╭──

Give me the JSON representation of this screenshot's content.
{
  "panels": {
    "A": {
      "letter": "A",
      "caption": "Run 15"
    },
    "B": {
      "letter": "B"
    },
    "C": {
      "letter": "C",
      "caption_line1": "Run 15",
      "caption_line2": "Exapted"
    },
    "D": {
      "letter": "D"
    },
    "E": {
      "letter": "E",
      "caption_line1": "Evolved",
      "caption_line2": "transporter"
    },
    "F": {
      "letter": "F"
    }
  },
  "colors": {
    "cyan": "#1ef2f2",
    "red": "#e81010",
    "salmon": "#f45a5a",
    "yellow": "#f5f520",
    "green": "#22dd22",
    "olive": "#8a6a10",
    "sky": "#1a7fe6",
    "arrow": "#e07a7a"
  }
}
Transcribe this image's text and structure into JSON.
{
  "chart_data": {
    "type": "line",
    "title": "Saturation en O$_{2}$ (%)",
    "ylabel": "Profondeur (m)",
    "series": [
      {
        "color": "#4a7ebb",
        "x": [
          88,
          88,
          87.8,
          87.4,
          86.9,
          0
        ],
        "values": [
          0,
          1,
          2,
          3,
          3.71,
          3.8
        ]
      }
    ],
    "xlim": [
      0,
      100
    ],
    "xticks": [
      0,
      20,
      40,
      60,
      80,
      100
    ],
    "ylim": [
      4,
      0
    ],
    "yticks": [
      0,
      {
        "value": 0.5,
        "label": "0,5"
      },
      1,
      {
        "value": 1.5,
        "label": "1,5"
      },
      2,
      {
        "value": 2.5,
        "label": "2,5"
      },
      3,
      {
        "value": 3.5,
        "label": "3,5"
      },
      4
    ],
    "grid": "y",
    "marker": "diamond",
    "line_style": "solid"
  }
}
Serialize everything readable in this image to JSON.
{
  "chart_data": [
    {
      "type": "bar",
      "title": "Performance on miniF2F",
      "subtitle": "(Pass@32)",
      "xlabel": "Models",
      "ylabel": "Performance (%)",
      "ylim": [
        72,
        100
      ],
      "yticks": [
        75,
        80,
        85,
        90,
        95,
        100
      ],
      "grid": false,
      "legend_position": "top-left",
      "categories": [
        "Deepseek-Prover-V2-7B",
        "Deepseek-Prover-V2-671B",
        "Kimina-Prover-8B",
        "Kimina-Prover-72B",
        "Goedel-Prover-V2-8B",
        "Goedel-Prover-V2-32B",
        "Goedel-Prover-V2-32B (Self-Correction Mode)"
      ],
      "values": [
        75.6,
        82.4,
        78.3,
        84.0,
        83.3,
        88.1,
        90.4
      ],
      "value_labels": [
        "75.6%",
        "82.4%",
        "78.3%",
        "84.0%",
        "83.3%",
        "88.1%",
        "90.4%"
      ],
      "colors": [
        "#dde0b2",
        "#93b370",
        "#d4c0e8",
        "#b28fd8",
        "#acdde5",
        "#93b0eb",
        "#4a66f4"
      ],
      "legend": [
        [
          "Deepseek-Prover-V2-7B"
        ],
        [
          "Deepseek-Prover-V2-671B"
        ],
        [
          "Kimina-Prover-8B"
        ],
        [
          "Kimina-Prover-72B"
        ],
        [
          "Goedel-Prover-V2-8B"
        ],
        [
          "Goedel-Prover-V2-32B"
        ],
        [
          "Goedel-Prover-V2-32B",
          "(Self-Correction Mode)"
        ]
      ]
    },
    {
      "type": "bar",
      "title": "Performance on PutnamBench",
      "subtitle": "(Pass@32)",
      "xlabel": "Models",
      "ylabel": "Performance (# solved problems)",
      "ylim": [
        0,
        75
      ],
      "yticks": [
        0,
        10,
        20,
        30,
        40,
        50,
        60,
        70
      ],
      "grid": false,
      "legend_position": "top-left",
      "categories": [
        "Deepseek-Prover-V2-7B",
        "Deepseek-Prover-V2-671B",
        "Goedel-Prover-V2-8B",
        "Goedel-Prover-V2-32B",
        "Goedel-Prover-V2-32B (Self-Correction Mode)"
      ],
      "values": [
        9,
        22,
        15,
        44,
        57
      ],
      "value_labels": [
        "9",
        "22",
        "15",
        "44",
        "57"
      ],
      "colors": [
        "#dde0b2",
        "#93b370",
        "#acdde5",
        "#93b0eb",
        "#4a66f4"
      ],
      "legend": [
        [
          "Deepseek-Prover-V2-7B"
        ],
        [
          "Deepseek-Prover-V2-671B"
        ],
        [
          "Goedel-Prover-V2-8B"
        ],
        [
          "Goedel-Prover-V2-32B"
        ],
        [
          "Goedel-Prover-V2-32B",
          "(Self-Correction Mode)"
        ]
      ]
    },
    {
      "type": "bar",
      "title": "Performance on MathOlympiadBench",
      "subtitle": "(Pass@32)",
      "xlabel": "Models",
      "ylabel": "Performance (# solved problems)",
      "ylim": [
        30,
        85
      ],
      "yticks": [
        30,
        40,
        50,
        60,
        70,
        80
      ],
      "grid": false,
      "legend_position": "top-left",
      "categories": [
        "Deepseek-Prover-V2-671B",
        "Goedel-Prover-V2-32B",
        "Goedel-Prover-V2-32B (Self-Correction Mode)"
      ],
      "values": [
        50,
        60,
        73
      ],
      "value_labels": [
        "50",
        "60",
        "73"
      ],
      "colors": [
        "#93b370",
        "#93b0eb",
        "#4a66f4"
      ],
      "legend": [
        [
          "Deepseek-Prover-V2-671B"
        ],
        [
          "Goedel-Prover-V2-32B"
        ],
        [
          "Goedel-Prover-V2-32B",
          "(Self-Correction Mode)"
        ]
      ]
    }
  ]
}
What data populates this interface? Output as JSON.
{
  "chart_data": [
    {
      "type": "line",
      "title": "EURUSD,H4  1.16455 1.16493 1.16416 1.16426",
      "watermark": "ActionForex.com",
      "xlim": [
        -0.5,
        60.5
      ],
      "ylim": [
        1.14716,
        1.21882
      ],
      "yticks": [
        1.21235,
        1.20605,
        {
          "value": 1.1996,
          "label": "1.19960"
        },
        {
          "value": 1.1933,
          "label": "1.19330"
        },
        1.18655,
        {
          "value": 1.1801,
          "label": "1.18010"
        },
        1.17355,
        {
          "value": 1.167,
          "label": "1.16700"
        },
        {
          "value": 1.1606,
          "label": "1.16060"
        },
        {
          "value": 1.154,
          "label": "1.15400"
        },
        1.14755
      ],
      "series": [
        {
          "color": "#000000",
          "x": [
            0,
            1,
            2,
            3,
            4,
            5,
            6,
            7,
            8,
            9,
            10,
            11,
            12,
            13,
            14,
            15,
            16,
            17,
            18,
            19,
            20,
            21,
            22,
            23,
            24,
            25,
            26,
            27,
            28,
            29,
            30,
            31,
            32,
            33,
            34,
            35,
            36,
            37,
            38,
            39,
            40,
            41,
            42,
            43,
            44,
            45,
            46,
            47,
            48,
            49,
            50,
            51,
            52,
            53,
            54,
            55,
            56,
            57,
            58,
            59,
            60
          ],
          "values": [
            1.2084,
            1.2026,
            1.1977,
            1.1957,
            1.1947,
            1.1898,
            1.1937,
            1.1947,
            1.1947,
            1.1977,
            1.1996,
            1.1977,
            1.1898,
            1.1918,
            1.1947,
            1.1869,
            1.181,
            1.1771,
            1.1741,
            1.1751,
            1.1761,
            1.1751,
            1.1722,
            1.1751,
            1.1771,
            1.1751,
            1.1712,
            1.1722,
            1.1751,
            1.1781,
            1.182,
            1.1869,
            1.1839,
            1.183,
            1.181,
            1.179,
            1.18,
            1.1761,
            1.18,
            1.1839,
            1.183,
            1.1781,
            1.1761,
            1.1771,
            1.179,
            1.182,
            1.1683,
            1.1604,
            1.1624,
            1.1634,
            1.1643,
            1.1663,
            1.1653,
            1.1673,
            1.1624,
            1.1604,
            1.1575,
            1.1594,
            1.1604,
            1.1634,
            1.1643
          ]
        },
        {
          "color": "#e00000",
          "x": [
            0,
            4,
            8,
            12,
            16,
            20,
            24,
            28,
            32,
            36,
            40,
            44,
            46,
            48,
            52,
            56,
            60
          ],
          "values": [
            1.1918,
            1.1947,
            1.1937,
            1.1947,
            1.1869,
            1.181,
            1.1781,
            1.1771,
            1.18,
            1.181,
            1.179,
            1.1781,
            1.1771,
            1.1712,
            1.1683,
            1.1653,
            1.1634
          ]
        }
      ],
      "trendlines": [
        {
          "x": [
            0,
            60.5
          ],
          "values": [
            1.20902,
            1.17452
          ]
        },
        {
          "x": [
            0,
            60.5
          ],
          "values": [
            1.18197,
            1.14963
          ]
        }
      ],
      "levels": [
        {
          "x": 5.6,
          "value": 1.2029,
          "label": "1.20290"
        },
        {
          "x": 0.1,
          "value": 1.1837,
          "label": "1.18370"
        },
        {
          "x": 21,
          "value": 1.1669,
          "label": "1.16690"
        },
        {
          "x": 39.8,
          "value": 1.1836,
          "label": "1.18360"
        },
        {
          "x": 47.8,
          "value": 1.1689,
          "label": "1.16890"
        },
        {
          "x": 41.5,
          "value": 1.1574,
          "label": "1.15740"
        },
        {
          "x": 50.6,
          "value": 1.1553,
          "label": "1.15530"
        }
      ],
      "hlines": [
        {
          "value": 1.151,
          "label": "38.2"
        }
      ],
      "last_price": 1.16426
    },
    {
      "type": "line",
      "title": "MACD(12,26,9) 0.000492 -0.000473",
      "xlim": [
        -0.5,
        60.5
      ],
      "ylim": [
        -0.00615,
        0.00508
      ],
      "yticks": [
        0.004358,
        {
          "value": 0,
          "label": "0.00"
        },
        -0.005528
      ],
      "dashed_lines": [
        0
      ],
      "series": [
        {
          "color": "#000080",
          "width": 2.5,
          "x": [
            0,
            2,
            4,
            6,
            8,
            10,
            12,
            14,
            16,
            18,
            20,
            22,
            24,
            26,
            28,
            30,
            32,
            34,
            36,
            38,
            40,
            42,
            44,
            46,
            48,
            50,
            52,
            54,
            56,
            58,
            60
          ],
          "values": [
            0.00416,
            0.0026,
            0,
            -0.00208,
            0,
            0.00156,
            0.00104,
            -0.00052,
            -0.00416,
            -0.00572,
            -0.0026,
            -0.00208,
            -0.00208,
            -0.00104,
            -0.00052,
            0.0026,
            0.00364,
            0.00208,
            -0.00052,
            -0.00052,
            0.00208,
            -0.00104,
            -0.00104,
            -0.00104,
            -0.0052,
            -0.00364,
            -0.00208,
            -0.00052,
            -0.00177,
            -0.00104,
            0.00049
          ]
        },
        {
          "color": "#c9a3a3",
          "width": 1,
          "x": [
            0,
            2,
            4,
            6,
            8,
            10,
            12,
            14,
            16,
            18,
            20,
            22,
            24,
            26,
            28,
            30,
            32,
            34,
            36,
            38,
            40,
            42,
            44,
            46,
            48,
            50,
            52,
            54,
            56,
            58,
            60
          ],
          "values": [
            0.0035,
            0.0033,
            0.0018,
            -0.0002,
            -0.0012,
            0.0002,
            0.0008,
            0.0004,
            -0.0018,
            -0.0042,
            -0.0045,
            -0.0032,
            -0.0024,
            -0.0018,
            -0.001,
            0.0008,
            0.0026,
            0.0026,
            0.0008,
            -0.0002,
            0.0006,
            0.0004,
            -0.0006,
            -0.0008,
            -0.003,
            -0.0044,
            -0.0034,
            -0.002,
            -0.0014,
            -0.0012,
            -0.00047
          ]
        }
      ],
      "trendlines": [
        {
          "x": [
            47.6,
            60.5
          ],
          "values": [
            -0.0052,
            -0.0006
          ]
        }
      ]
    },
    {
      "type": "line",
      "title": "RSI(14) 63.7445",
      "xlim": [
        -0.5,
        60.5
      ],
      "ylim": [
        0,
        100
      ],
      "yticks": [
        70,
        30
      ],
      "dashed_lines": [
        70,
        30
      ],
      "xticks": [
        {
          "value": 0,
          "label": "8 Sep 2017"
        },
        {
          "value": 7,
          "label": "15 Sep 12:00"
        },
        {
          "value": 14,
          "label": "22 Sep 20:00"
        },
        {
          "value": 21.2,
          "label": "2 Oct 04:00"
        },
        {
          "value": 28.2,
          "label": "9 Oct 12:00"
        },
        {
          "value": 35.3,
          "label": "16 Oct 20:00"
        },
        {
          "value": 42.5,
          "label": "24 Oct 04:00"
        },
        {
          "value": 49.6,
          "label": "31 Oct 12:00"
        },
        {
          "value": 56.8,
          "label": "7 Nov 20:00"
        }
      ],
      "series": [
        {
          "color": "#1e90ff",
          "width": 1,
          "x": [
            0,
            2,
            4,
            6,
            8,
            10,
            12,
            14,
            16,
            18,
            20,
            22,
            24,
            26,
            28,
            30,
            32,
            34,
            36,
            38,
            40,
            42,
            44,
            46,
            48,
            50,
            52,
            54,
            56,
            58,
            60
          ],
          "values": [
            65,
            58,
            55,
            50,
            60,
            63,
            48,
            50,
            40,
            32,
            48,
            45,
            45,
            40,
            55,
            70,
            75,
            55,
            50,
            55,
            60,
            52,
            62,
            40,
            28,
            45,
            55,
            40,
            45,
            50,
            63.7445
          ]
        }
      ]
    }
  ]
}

╰──

- [Short problem] Pick out and copy the lines of the entries that hold the string "letter".

- [The answer]
      "letter": "A",
      "letter": "B"
      "letter": "C",
      "letter": "D"
      "letter": "E",
      "letter": "F"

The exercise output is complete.